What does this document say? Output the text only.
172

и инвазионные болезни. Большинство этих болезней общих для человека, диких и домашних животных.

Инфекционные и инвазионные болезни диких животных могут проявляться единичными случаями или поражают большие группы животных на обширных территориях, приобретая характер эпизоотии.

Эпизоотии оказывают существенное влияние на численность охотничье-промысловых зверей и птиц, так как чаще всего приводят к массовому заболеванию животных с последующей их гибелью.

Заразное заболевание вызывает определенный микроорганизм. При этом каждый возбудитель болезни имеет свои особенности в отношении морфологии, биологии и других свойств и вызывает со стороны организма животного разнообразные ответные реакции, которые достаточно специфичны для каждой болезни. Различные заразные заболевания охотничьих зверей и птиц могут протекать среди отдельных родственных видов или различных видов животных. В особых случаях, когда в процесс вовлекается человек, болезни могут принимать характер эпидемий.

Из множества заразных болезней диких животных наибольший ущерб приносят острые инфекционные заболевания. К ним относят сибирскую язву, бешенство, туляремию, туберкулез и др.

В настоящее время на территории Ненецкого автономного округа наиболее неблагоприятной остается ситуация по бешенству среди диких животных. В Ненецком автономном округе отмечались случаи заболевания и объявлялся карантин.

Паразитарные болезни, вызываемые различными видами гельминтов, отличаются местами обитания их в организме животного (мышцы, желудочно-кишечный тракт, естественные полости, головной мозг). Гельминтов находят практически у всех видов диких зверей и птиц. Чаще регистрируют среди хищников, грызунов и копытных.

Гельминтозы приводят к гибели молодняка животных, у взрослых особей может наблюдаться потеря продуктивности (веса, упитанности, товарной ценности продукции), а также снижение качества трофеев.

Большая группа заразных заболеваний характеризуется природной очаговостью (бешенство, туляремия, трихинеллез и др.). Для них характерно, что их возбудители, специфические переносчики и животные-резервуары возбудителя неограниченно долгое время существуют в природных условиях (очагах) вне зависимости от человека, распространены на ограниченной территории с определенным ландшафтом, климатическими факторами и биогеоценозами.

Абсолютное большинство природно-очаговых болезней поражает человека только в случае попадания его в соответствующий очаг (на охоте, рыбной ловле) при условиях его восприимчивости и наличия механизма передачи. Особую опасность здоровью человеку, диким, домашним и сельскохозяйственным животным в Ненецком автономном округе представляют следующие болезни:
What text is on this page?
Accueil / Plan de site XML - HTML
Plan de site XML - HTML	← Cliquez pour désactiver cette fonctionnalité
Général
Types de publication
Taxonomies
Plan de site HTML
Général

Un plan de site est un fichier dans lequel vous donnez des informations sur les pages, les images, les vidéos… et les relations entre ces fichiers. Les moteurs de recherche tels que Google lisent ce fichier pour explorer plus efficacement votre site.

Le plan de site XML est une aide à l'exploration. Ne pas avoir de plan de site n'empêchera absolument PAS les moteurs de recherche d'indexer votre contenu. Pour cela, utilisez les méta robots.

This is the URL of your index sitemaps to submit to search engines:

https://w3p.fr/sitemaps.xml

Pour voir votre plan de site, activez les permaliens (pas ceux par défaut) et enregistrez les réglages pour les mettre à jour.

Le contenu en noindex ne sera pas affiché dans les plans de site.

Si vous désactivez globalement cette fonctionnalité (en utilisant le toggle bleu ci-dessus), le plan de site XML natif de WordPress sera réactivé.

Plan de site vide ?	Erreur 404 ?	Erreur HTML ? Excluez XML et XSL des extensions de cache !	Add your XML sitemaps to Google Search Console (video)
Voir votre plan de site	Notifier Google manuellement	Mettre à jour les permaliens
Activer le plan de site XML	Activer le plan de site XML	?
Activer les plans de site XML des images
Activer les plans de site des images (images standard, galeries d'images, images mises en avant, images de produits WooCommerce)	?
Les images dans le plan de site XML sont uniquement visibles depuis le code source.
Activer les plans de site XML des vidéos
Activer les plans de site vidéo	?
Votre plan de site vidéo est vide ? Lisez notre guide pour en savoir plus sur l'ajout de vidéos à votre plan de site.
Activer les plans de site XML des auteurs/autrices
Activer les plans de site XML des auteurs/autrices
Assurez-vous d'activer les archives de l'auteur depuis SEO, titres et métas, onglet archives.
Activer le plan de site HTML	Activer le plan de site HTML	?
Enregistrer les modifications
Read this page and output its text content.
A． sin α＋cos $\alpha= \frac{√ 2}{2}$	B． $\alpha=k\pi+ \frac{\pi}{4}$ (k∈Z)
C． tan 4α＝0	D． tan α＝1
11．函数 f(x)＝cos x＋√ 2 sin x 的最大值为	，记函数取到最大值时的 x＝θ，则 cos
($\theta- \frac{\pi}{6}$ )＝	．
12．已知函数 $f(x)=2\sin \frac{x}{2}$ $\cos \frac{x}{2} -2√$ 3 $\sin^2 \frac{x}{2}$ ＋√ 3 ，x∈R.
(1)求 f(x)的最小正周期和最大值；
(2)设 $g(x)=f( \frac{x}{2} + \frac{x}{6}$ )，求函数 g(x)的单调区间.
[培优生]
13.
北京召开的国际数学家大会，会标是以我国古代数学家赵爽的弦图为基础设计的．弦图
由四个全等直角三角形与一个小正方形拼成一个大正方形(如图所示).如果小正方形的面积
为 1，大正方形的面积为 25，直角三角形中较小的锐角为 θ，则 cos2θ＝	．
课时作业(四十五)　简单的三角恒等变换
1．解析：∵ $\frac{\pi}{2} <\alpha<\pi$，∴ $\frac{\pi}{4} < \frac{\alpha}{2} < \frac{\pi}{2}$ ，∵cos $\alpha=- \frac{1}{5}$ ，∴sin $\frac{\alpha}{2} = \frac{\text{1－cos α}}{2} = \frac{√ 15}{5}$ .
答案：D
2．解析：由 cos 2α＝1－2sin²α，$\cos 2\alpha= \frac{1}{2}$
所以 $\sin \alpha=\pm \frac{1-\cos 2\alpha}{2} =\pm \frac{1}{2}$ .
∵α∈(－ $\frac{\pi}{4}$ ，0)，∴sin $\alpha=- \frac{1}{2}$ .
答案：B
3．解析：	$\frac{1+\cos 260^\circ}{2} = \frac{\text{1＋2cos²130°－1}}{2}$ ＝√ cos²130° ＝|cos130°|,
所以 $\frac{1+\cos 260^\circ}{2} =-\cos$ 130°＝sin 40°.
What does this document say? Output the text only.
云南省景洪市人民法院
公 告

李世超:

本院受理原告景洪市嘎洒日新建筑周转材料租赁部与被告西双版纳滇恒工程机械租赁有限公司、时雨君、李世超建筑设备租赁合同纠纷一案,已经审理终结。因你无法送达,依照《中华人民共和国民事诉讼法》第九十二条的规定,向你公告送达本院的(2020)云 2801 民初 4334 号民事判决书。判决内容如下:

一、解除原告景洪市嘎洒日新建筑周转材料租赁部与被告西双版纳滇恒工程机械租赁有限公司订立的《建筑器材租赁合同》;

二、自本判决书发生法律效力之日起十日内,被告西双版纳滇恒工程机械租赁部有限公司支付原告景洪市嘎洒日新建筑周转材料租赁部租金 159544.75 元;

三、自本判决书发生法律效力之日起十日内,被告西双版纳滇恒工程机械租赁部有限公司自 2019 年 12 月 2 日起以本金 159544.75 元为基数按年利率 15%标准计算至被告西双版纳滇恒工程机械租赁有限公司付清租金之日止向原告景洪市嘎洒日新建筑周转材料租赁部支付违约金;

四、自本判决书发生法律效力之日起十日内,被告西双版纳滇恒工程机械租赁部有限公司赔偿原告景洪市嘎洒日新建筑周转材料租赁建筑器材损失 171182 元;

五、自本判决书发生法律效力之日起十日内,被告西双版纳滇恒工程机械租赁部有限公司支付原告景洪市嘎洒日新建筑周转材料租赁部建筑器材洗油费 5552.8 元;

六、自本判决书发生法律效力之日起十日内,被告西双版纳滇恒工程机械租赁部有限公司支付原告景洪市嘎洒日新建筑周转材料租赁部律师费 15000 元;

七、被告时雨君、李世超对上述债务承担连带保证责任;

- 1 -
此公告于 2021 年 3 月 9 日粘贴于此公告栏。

## TASK REQUIREMENTS
Compute the number of lines above that contain the string "alpha". Reply with that value only.

## OUTPUT BELOW
5